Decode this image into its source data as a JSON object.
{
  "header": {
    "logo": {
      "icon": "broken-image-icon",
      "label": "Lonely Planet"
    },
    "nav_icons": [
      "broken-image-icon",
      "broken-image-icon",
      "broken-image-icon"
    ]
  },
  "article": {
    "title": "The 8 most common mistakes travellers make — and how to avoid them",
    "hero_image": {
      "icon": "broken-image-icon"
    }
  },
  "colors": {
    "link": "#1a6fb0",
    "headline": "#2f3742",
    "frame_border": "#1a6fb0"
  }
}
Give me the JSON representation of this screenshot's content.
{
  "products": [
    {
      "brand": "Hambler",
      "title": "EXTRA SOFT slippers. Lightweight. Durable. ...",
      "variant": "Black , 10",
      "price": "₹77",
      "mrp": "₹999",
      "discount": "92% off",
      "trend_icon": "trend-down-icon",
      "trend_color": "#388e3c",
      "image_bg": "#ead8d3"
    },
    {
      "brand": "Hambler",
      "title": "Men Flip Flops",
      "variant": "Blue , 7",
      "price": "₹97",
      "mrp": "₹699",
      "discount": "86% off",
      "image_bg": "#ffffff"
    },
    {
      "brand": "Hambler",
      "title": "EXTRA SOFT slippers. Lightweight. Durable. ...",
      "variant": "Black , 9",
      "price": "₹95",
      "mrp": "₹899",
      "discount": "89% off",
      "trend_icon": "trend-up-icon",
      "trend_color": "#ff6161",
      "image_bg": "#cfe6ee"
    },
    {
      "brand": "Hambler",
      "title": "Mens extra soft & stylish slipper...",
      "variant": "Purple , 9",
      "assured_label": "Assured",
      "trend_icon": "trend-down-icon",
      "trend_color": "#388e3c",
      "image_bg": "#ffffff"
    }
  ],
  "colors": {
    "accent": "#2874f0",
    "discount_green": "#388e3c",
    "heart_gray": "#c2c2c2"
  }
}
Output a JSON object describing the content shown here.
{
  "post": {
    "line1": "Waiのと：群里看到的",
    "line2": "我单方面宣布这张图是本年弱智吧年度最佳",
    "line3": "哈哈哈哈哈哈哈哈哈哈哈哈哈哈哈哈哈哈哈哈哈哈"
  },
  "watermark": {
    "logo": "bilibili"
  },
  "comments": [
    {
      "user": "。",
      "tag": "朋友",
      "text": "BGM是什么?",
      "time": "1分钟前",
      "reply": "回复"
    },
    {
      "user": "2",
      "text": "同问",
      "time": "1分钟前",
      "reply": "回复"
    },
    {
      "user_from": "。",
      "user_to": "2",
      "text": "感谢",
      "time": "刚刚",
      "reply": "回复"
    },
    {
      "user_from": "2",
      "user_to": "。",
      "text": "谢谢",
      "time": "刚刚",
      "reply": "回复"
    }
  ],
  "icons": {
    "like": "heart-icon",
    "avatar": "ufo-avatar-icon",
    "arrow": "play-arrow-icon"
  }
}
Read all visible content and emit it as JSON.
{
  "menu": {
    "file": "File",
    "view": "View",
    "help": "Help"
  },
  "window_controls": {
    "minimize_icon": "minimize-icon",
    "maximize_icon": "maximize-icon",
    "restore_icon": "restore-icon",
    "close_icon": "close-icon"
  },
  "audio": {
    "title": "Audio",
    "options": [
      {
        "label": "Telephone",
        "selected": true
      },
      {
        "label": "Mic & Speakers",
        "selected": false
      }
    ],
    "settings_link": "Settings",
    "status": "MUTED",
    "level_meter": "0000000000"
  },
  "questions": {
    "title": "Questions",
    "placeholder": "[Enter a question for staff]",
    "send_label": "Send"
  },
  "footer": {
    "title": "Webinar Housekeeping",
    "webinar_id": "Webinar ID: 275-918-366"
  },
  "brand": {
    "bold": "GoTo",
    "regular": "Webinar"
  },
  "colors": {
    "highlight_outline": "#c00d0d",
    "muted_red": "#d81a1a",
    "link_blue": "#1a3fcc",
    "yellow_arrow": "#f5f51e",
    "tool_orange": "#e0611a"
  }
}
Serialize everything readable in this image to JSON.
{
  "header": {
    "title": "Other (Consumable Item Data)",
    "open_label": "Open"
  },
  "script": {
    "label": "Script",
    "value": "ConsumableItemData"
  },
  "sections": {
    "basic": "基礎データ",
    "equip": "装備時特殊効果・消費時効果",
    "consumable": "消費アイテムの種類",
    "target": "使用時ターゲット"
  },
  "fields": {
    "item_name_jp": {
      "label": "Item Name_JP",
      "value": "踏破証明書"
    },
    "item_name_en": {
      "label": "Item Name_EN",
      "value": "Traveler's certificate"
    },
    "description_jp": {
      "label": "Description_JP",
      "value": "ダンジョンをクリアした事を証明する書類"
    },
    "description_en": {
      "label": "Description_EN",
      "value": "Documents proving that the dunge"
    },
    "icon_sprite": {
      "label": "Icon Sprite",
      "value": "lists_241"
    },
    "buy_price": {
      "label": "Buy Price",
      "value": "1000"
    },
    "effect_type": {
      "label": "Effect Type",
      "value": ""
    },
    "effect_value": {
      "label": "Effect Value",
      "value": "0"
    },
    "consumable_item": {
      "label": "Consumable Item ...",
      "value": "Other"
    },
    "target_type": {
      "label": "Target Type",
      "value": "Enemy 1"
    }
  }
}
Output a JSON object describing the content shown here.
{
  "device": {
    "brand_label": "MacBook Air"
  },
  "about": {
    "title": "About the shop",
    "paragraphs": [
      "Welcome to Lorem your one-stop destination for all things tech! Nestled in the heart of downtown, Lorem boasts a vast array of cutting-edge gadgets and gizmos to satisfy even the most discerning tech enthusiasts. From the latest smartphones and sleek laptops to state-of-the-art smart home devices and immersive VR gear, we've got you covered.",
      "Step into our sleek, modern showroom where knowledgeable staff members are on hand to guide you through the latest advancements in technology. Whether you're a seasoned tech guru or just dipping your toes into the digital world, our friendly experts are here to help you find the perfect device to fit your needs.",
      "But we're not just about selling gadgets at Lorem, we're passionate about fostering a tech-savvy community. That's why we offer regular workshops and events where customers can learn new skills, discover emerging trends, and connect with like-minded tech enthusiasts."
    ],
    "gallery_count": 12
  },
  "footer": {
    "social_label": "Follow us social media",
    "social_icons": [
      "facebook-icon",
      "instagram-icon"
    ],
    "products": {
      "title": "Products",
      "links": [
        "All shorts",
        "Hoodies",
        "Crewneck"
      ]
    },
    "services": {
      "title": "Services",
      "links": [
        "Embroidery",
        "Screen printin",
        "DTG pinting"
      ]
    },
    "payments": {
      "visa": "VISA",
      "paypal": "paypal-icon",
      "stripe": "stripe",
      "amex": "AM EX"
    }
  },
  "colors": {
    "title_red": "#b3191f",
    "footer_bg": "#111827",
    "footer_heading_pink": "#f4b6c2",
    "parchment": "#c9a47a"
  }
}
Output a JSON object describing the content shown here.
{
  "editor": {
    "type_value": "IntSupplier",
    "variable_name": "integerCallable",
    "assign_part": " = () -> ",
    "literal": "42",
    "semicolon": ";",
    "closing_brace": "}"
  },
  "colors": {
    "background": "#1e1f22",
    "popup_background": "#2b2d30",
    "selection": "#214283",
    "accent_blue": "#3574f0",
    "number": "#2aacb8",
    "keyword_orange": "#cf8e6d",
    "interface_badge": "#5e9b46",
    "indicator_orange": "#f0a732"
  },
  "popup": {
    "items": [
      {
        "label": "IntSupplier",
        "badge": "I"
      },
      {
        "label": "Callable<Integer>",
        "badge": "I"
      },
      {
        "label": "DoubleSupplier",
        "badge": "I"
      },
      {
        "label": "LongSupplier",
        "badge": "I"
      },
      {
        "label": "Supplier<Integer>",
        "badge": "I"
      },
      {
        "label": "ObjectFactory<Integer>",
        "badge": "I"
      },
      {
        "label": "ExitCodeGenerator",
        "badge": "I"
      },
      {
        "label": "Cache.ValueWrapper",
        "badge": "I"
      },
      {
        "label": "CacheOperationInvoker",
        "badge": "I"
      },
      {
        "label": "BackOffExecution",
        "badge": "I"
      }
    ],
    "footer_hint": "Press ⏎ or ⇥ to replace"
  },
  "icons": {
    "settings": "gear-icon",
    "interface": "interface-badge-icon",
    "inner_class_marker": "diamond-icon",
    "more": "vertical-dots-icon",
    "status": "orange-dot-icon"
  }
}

**WHAT IS BEING ASKED:** Return a copy of every line that includes the word "most".

**ANSWER IN FULL:**
    "title": "The 8 most common mistakes travellers make — and how to avoid them",
      "Welcome to Lorem your one-stop destination for all things tech! Nestled in the heart of downtown, Lorem boasts a vast array of cutting-edge gadgets and gizmos to satisfy even the most discerning tech enthusiasts. From the latest smartphones and sleek laptops to state-of-the-art smart home devices and immersive VR gear, we've got you covered.",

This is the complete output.